BEGIN LISTED RECORDS
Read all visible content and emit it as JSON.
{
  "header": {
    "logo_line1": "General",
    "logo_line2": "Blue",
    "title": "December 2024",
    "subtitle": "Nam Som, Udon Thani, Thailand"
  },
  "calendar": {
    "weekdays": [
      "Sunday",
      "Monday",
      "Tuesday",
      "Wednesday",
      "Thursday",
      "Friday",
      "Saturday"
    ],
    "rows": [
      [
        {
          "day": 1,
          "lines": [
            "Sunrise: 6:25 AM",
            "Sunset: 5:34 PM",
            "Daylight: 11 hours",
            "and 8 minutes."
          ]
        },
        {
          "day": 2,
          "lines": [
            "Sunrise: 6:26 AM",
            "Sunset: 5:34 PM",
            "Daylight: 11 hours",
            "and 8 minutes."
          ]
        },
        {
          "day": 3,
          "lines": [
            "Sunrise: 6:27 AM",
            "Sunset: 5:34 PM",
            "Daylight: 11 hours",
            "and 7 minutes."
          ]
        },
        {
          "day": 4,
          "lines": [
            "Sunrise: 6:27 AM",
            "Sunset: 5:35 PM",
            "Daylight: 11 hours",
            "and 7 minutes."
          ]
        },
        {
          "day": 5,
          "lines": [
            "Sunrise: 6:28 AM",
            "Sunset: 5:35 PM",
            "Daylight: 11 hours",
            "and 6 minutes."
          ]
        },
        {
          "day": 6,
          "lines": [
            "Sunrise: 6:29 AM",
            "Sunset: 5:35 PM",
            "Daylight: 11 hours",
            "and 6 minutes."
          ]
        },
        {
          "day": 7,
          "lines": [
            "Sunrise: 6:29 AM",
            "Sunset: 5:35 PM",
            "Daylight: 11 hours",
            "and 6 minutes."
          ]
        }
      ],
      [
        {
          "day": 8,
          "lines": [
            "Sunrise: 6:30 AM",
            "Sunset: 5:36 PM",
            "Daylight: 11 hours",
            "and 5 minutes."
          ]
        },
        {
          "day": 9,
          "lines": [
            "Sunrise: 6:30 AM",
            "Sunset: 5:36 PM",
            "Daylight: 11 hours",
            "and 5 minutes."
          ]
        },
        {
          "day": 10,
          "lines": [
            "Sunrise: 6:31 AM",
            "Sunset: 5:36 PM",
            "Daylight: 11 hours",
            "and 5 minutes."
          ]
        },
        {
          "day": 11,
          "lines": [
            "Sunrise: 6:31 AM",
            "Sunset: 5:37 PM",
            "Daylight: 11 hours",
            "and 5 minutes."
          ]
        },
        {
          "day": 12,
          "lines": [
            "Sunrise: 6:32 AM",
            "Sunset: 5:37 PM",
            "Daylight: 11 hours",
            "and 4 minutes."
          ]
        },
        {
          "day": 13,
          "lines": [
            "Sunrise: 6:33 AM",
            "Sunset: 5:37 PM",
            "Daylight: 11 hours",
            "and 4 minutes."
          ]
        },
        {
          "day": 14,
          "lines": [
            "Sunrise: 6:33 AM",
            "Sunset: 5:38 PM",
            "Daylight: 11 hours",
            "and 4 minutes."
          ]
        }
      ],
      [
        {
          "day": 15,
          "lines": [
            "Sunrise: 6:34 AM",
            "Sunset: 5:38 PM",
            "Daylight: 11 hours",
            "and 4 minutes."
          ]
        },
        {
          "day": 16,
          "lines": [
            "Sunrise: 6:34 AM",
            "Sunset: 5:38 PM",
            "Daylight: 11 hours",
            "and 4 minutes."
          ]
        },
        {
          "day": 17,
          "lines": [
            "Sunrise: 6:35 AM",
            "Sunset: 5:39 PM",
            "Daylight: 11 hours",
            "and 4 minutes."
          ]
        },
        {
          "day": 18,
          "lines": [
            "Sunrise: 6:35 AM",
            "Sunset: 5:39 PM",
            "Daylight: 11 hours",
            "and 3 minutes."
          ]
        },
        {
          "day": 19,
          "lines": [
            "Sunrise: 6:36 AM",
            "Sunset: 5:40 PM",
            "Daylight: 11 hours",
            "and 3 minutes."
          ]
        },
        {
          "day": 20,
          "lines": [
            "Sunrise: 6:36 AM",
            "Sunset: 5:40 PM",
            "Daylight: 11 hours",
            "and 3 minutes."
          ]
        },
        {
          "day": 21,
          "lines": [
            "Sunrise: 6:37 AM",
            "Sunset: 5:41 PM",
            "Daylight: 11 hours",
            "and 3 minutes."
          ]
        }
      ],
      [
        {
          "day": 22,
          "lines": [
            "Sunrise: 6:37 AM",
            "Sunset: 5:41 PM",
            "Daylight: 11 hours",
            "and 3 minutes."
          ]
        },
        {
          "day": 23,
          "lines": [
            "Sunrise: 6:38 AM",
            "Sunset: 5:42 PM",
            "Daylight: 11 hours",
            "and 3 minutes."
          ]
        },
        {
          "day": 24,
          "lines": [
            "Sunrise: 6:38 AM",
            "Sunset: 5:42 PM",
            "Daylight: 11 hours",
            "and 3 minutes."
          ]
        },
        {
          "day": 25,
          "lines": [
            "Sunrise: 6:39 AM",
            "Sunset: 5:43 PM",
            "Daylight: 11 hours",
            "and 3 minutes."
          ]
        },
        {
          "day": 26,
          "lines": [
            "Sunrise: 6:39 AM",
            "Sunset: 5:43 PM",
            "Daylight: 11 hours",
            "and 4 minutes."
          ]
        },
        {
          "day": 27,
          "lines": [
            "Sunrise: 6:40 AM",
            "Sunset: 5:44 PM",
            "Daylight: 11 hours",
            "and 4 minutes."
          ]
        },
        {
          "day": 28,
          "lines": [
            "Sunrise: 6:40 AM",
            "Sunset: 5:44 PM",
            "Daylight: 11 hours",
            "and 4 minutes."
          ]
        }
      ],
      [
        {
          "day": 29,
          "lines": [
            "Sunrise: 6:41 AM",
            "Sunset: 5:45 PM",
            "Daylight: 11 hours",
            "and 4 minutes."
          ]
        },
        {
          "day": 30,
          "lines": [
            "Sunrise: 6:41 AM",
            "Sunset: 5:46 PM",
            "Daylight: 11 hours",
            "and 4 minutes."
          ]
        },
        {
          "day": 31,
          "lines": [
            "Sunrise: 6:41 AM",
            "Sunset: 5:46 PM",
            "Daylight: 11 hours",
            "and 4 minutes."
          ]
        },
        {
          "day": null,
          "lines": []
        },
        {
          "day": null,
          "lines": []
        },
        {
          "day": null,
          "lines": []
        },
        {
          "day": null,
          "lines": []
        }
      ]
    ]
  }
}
END LISTED RECORDS
Would you copy out each line exactly as written?

Read all visible content and emit it as JSON.
{
  "header": {
    "logo_line1": "General",
    "logo_line2": "Blue",
    "title": "December 2024",
    "subtitle": "Nam Som, Udon Thani, Thailand"
  },
  "calendar": {
    "weekdays": [
      "Sunday",
      "Monday",
      "Tuesday",
      "Wednesday",
      "Thursday",
      "Friday",
      "Saturday"
    ],
    "rows": [
      [
        {
          "day": 1,
          "lines": [
            "Sunrise: 6:25 AM",
            "Sunset: 5:34 PM",
            "Daylight: 11 hours",
            "and 8 minutes."
          ]
        },
        {
          "day": 2,
          "lines": [
            "Sunrise: 6:26 AM",
            "Sunset: 5:34 PM",
            "Daylight: 11 hours",
            "and 8 minutes."
          ]
        },
        {
          "day": 3,
          "lines": [
            "Sunrise: 6:27 AM",
            "Sunset: 5:34 PM",
            "Daylight: 11 hours",
            "and 7 minutes."
          ]
        },
        {
          "day": 4,
          "lines": [
            "Sunrise: 6:27 AM",
            "Sunset: 5:35 PM",
            "Daylight: 11 hours",
            "and 7 minutes."
          ]
        },
        {
          "day": 5,
          "lines": [
            "Sunrise: 6:28 AM",
            "Sunset: 5:35 PM",
            "Daylight: 11 hours",
            "and 6 minutes."
          ]
        },
        {
          "day": 6,
          "lines": [
            "Sunrise: 6:29 AM",
            "Sunset: 5:35 PM",
            "Daylight: 11 hours",
            "and 6 minutes."
          ]
        },
        {
          "day": 7,
          "lines": [
            "Sunrise: 6:29 AM",
            "Sunset: 5:35 PM",
            "Daylight: 11 hours",
            "and 6 minutes."
          ]
        }
      ],
      [
        {
          "day": 8,
          "lines": [
            "Sunrise: 6:30 AM",
            "Sunset: 5:36 PM",
            "Daylight: 11 hours",
            "and 5 minutes."
          ]
        },
        {
          "day": 9,
          "lines": [
            "Sunrise: 6:30 AM",
            "Sunset: 5:36 PM",
            "Daylight: 11 hours",
            "and 5 minutes."
          ]
        },
        {
          "day": 10,
          "lines": [
            "Sunrise: 6:31 AM",
            "Sunset: 5:36 PM",
            "Daylight: 11 hours",
            "and 5 minutes."
          ]
        },
        {
          "day": 11,
          "lines": [
            "Sunrise: 6:31 AM",
            "Sunset: 5:37 PM",
            "Daylight: 11 hours",
            "and 5 minutes."
          ]
        },
        {
          "day": 12,
          "lines": [
            "Sunrise: 6:32 AM",
            "Sunset: 5:37 PM",
            "Daylight: 11 hours",
            "and 4 minutes."
          ]
        },
        {
          "day": 13,
          "lines": [
            "Sunrise: 6:33 AM",
            "Sunset: 5:37 PM",
            "Daylight: 11 hours",
            "and 4 minutes."
          ]
        },
        {
          "day": 14,
          "lines": [
            "Sunrise: 6:33 AM",
            "Sunset: 5:38 PM",
            "Daylight: 11 hours",
            "and 4 minutes."
          ]
        }
      ],
      [
        {
          "day": 15,
          "lines": [
            "Sunrise: 6:34 AM",
            "Sunset: 5:38 PM",
            "Daylight: 11 hours",
            "and 4 minutes."
          ]
        },
        {
          "day": 16,
          "lines": [
            "Sunrise: 6:34 AM",
            "Sunset: 5:38 PM",
            "Daylight: 11 hours",
            "and 4 minutes."
          ]
        },
        {
          "day": 17,
          "lines": [
            "Sunrise: 6:35 AM",
            "Sunset: 5:39 PM",
            "Daylight: 11 hours",
            "and 4 minutes."
          ]
        },
        {
          "day": 18,
          "lines": [
            "Sunrise: 6:35 AM",
            "Sunset: 5:39 PM",
            "Daylight: 11 hours",
            "and 3 minutes."
          ]
        },
        {
          "day": 19,
          "lines": [
            "Sunrise: 6:36 AM",
            "Sunset: 5:40 PM",
            "Daylight: 11 hours",
            "and 3 minutes."
          ]
        },
        {
          "day": 20,
          "lines": [
            "Sunrise: 6:36 AM",
            "Sunset: 5:40 PM",
            "Daylight: 11 hours",
            "and 3 minutes."
          ]
        },
        {
          "day": 21,
          "lines": [
            "Sunrise: 6:37 AM",
            "Sunset: 5:41 PM",
            "Daylight: 11 hours",
            "and 3 minutes."
          ]
        }
      ],
      [
        {
          "day": 22,
          "lines": [
            "Sunrise: 6:37 AM",
            "Sunset: 5:41 PM",
            "Daylight: 11 hours",
            "and 3 minutes."
          ]
        },
        {
          "day": 23,
          "lines": [
            "Sunrise: 6:38 AM",
            "Sunset: 5:42 PM",
            "Daylight: 11 hours",
            "and 3 minutes."
          ]
        },
        {
          "day": 24,
          "lines": [
            "Sunrise: 6:38 AM",
            "Sunset: 5:42 PM",
            "Daylight: 11 hours",
            "and 3 minutes."
          ]
        },
        {
          "day": 25,
          "lines": [
            "Sunrise: 6:39 AM",
            "Sunset: 5:43 PM",
            "Daylight: 11 hours",
            "and 3 minutes."
          ]
        },
        {
          "day": 26,
          "lines": [
            "Sunrise: 6:39 AM",
            "Sunset: 5:43 PM",
            "Daylight: 11 hours",
            "and 4 minutes."
          ]
        },
        {
          "day": 27,
          "lines": [
            "Sunrise: 6:40 AM",
            "Sunset: 5:44 PM",
            "Daylight: 11 hours",
            "and 4 minutes."
          ]
        },
        {
          "day": 28,
          "lines": [
            "Sunrise: 6:40 AM",
            "Sunset: 5:44 PM",
            "Daylight: 11 hours",
            "and 4 minutes."
          ]
        }
      ],
      [
        {
          "day": 29,
          "lines": [
            "Sunrise: 6:41 AM",
            "Sunset: 5:45 PM",
            "Daylight: 11 hours",
            "and 4 minutes."
          ]
        },
        {
          "day": 30,
          "lines": [
            "Sunrise: 6:41 AM",
            "Sunset: 5:46 PM",
            "Daylight: 11 hours",
            "and 4 minutes."
          ]
        },
        {
          "day": 31,
          "lines": [
            "Sunrise: 6:41 AM",
            "Sunset: 5:46 PM",
            "Daylight: 11 hours",
            "and 4 minutes."
          ]
        },
        {
          "day": null,
          "lines": []
        },
        {
          "day": null,
          "lines": []
        },
        {
          "day": null,
          "lines": []
        },
        {
          "day": null,
          "lines": []
        }
      ]
    ]
  }
}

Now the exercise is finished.